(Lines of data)
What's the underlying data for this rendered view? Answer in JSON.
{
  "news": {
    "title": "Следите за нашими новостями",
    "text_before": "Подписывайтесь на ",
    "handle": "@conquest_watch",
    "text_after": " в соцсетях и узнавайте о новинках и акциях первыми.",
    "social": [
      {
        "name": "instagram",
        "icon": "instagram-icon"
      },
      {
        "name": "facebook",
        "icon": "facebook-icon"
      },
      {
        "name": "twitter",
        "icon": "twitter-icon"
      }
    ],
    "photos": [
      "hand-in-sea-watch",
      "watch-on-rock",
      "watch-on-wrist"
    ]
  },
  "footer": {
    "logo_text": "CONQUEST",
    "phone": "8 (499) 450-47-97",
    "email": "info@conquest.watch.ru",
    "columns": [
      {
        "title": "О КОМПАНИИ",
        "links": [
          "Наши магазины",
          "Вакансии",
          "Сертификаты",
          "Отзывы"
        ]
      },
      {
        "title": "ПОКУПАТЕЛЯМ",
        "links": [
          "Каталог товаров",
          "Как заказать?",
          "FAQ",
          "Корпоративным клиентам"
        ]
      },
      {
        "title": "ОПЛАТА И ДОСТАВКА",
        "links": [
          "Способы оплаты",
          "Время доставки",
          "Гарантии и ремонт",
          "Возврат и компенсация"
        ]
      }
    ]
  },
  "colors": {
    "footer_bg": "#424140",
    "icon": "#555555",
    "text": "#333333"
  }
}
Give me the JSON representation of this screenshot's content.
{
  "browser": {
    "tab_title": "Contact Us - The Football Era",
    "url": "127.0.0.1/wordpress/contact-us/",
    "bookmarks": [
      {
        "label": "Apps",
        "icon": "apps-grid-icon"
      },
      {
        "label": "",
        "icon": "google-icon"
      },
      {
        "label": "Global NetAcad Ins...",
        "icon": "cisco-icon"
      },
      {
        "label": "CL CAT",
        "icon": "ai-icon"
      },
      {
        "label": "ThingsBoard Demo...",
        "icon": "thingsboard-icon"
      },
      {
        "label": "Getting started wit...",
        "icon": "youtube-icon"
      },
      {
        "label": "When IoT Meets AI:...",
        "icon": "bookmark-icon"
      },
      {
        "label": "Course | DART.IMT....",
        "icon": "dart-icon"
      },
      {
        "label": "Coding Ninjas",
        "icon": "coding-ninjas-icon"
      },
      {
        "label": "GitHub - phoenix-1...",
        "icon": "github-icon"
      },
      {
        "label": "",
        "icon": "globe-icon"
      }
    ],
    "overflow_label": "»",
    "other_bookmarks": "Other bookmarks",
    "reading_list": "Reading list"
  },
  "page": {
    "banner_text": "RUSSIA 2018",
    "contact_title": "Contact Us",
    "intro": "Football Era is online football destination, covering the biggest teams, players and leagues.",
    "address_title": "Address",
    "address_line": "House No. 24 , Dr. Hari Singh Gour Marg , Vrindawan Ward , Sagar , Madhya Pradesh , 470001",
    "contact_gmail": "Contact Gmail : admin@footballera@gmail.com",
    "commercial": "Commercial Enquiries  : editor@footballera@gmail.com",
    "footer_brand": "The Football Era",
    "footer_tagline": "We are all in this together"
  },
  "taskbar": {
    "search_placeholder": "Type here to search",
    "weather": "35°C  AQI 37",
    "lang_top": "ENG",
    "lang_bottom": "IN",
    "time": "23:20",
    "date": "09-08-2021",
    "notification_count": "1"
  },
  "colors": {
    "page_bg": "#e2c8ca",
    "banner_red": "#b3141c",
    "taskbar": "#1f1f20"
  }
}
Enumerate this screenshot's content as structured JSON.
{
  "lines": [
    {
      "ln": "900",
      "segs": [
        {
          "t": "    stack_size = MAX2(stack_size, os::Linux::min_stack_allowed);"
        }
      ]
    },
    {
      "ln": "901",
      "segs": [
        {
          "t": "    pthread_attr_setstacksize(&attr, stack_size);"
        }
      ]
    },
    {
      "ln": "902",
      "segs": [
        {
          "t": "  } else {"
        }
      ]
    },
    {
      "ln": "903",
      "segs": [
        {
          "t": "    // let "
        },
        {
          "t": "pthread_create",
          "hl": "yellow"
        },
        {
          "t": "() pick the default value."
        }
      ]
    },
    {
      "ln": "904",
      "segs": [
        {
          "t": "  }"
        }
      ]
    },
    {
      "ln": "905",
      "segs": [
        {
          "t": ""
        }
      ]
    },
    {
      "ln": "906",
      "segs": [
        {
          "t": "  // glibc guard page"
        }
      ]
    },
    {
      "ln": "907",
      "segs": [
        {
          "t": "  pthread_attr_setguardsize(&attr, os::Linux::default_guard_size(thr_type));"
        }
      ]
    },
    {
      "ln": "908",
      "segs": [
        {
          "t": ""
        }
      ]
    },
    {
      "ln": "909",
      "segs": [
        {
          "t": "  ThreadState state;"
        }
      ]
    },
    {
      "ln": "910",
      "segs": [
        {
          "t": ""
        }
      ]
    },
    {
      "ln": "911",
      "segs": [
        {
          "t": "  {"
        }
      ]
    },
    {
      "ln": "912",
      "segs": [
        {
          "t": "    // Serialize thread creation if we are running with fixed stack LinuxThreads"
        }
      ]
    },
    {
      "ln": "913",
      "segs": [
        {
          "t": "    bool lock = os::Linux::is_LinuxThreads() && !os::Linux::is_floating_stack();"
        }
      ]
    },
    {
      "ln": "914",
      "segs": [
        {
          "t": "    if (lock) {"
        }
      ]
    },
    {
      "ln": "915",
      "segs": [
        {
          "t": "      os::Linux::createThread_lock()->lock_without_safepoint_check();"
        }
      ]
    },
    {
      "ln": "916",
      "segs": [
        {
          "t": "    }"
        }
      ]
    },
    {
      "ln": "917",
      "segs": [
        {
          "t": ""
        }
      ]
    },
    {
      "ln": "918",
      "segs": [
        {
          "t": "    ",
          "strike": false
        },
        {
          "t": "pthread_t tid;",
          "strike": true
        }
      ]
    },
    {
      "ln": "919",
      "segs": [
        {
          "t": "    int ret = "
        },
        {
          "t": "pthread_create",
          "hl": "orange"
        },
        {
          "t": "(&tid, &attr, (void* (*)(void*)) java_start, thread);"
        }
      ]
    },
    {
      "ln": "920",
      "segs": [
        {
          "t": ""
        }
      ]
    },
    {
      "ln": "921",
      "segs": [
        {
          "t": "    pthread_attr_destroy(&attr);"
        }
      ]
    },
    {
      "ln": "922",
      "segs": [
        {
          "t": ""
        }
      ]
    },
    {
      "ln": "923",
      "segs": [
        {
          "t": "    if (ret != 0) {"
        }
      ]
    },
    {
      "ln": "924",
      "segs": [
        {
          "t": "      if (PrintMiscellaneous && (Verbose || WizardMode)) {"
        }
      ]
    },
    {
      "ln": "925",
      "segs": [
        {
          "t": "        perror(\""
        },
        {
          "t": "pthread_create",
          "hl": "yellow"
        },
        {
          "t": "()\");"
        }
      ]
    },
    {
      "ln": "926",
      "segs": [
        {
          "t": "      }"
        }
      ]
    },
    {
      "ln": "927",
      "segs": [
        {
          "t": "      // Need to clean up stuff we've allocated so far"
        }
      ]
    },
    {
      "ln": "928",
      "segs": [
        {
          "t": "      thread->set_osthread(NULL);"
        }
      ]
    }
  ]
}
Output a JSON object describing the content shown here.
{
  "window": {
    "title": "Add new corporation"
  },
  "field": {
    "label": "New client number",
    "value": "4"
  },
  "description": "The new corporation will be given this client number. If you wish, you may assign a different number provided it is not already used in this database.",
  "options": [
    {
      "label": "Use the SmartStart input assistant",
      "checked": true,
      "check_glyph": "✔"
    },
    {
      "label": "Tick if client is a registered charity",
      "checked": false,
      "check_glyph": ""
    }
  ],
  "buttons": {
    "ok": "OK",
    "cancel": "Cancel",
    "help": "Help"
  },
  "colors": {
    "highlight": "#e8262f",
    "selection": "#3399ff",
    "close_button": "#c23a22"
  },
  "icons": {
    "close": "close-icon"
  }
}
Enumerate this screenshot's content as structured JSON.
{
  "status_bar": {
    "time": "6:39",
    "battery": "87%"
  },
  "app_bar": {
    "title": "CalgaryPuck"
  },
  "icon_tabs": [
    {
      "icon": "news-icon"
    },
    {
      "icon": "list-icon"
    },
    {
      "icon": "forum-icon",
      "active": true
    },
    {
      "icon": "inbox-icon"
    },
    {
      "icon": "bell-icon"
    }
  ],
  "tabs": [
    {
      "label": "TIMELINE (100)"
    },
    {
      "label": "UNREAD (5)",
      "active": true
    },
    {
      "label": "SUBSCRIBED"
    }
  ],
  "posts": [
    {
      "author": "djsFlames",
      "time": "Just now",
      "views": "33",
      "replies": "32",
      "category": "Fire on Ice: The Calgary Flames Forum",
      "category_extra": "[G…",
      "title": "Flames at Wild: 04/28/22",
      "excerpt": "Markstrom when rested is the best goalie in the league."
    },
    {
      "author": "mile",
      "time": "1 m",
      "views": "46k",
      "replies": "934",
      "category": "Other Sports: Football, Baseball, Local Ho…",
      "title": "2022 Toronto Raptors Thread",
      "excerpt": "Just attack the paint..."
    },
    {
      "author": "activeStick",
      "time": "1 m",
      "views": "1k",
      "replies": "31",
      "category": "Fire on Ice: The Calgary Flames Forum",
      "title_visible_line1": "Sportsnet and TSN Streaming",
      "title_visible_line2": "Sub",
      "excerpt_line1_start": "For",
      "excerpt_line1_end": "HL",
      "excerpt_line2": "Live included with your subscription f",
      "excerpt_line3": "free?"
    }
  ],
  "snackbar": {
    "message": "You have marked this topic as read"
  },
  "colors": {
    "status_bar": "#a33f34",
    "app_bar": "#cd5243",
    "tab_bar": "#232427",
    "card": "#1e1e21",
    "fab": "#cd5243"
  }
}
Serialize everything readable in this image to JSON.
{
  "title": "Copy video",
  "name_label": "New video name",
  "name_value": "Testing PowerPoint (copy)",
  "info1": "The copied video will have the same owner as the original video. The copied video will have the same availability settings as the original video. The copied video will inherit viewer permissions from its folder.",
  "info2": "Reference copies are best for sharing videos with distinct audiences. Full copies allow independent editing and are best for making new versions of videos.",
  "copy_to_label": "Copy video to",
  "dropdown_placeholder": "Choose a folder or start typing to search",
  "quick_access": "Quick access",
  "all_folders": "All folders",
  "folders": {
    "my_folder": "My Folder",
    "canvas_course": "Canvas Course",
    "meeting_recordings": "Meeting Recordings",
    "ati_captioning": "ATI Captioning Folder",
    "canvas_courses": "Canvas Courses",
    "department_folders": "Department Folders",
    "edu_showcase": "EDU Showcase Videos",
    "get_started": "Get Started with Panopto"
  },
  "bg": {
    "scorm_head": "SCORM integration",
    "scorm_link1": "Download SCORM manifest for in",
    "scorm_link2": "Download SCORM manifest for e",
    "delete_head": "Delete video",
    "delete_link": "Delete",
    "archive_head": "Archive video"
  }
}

### WHAT TO DO
Return from the data every line that holds "Serialize".

### THE SOLUTION
          "t": "    // Serialize thread creation if we are running with fixed stack LinuxThreads"
Serialize everything readable in this image to JSON.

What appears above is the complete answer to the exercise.